## EXERCISE BRIEF
Return every line below as is, leaving out the pictures.

▶

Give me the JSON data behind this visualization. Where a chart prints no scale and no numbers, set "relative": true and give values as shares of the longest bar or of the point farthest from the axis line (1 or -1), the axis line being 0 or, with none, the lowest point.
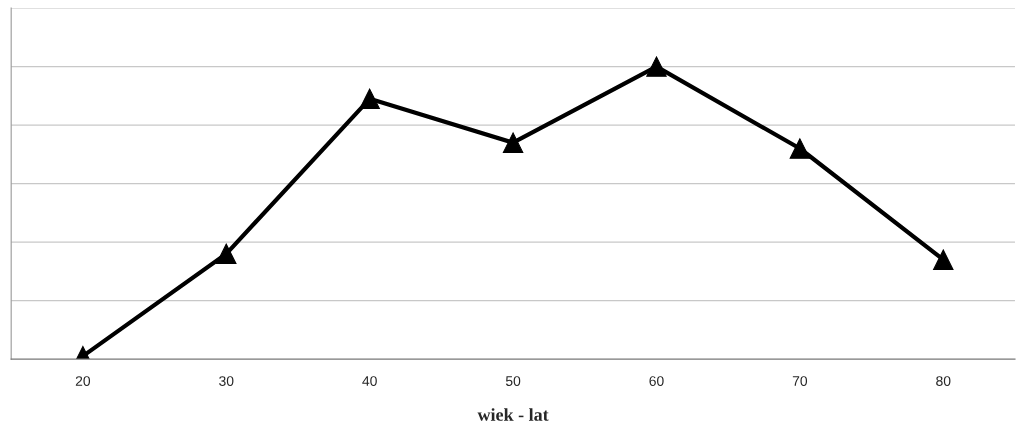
{
  "chart_data": {
    "type": "line",
    "relative": true,
    "xlabel": "wiek - lat",
    "categories": [
      "20",
      "30",
      "40",
      "50",
      "60",
      "70",
      "80"
    ],
    "series": [
      {
        "color": "#000000",
        "values": [
          0.01,
          0.36,
          0.89,
          0.74,
          1,
          0.72,
          0.34
        ]
      }
    ],
    "marker": "triangle",
    "line_style": "solid",
    "grid": "y",
    "legend": false
  }
}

◀

## SOLUTION
Give me the JSON data behind this visualization. Where a chart prints no scale and no numbers, set "relative": true and give values as shares of the longest bar or of the point farthest from the axis line (1 or -1), the axis line being 0 or, with none, the lowest point.
{
  "chart_data": {
    "type": "line",
    "relative": true,
    "xlabel": "wiek - lat",
    "categories": [
      "20",
      "30",
      "40",
      "50",
      "60",
      "70",
      "80"
    ],
    "series": [
      {
        "color": "#000000",
        "values": [
          0.01,
          0.36,
          0.89,
          0.74,
          1,
          0.72,
          0.34
        ]
      }
    ],
    "marker": "triangle",
    "line_style": "solid",
    "grid": "y",
    "legend": false
  }
}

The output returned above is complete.